## begin GIVEN DATA

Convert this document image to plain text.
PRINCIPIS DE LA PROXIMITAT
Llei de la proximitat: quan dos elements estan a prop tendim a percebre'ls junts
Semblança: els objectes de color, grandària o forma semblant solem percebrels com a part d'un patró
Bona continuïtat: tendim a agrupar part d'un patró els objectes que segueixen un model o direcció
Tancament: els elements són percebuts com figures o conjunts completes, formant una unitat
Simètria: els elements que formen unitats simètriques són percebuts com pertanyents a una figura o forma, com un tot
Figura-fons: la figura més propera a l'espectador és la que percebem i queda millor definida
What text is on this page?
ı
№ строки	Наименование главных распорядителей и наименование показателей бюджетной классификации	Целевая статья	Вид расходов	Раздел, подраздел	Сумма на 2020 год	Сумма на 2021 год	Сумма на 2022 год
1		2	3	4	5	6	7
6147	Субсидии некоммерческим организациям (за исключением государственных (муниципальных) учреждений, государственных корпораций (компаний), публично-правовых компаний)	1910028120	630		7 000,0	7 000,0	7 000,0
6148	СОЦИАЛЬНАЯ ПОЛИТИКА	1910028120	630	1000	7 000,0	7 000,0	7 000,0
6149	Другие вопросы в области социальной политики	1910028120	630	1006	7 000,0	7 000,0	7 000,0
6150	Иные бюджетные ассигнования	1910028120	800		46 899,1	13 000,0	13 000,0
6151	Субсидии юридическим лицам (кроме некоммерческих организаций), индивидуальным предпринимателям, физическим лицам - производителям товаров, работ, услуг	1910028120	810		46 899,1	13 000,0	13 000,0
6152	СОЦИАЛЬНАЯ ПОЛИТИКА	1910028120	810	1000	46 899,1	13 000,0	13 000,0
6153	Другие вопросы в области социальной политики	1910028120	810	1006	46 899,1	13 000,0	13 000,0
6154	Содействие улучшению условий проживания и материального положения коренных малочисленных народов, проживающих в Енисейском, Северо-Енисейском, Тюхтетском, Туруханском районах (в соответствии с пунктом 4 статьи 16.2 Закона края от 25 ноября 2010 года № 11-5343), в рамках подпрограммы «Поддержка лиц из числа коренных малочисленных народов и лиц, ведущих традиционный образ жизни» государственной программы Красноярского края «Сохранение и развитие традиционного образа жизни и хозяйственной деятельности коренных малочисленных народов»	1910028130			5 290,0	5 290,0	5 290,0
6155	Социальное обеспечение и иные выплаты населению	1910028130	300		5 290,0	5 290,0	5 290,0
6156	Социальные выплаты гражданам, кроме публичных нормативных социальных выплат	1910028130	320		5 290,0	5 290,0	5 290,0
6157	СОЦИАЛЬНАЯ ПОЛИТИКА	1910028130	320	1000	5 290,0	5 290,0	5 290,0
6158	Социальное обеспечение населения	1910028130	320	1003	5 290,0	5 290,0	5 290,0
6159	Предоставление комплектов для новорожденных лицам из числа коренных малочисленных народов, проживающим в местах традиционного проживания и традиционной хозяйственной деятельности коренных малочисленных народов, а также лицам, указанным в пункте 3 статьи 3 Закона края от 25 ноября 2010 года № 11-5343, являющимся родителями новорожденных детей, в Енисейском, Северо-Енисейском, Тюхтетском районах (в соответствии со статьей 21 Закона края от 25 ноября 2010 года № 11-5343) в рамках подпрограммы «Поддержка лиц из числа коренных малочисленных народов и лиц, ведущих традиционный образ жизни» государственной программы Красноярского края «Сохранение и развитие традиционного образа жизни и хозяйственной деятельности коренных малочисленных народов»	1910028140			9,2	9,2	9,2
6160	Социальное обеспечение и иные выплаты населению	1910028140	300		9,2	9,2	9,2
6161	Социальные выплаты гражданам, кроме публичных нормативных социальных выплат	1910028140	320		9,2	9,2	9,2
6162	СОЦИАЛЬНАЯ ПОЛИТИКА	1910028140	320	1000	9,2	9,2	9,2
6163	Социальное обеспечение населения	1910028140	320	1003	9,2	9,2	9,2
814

## end GIVEN DATA

> _WHAT YOU WILL DO_
Type out all of the material again, word for word.

> _FULL SOLUTION_
Convert this document image to plain text.
PRINCIPIS DE LA PROXIMITAT
Llei de la proximitat: quan dos elements estan a prop tendim a percebre'ls junts
Semblança: els objectes de color, grandària o forma semblant solem percebrels com a part d'un patró
Bona continuïtat: tendim a agrupar part d'un patró els objectes que segueixen un model o direcció
Tancament: els elements són percebuts com figures o conjunts completes, formant una unitat
Simètria: els elements que formen unitats simètriques són percebuts com pertanyents a una figura o forma, com un tot
Figura-fons: la figura més propera a l'espectador és la que percebem i queda millor definida
What text is on this page?
ı
№ строки	Наименование главных распорядителей и наименование показателей бюджетной классификации	Целевая статья	Вид расходов	Раздел, подраздел	Сумма на 2020 год	Сумма на 2021 год	Сумма на 2022 год
1		2	3	4	5	6	7
6147	Субсидии некоммерческим организациям (за исключением государственных (муниципальных) учреждений, государственных корпораций (компаний), публично-правовых компаний)	1910028120	630		7 000,0	7 000,0	7 000,0
6148	СОЦИАЛЬНАЯ ПОЛИТИКА	1910028120	630	1000	7 000,0	7 000,0	7 000,0
6149	Другие вопросы в области социальной политики	1910028120	630	1006	7 000,0	7 000,0	7 000,0
6150	Иные бюджетные ассигнования	1910028120	800		46 899,1	13 000,0	13 000,0
6151	Субсидии юридическим лицам (кроме некоммерческих организаций), индивидуальным предпринимателям, физическим лицам - производителям товаров, работ, услуг	1910028120	810		46 899,1	13 000,0	13 000,0
6152	СОЦИАЛЬНАЯ ПОЛИТИКА	1910028120	810	1000	46 899,1	13 000,0	13 000,0
6153	Другие вопросы в области социальной политики	1910028120	810	1006	46 899,1	13 000,0	13 000,0
6154	Содействие улучшению условий проживания и материального положения коренных малочисленных народов, проживающих в Енисейском, Северо-Енисейском, Тюхтетском, Туруханском районах (в соответствии с пунктом 4 статьи 16.2 Закона края от 25 ноября 2010 года № 11-5343), в рамках подпрограммы «Поддержка лиц из числа коренных малочисленных народов и лиц, ведущих традиционный образ жизни» государственной программы Красноярского края «Сохранение и развитие традиционного образа жизни и хозяйственной деятельности коренных малочисленных народов»	1910028130			5 290,0	5 290,0	5 290,0
6155	Социальное обеспечение и иные выплаты населению	1910028130	300		5 290,0	5 290,0	5 290,0
6156	Социальные выплаты гражданам, кроме публичных нормативных социальных выплат	1910028130	320		5 290,0	5 290,0	5 290,0
6157	СОЦИАЛЬНАЯ ПОЛИТИКА	1910028130	320	1000	5 290,0	5 290,0	5 290,0
6158	Социальное обеспечение населения	1910028130	320	1003	5 290,0	5 290,0	5 290,0
6159	Предоставление комплектов для новорожденных лицам из числа коренных малочисленных народов, проживающим в местах традиционного проживания и традиционной хозяйственной деятельности коренных малочисленных народов, а также лицам, указанным в пункте 3 статьи 3 Закона края от 25 ноября 2010 года № 11-5343, являющимся родителями новорожденных детей, в Енисейском, Северо-Енисейском, Тюхтетском районах (в соответствии со статьей 21 Закона края от 25 ноября 2010 года № 11-5343) в рамках подпрограммы «Поддержка лиц из числа коренных малочисленных народов и лиц, ведущих традиционный образ жизни» государственной программы Красноярского края «Сохранение и развитие традиционного образа жизни и хозяйственной деятельности коренных малочисленных народов»	1910028140			9,2	9,2	9,2
6160	Социальное обеспечение и иные выплаты населению	1910028140	300		9,2	9,2	9,2
6161	Социальные выплаты гражданам, кроме публичных нормативных социальных выплат	1910028140	320		9,2	9,2	9,2
6162	СОЦИАЛЬНАЯ ПОЛИТИКА	1910028140	320	1000	9,2	9,2	9,2
6163	Социальное обеспечение населения	1910028140	320	1003	9,2	9,2	9,2
814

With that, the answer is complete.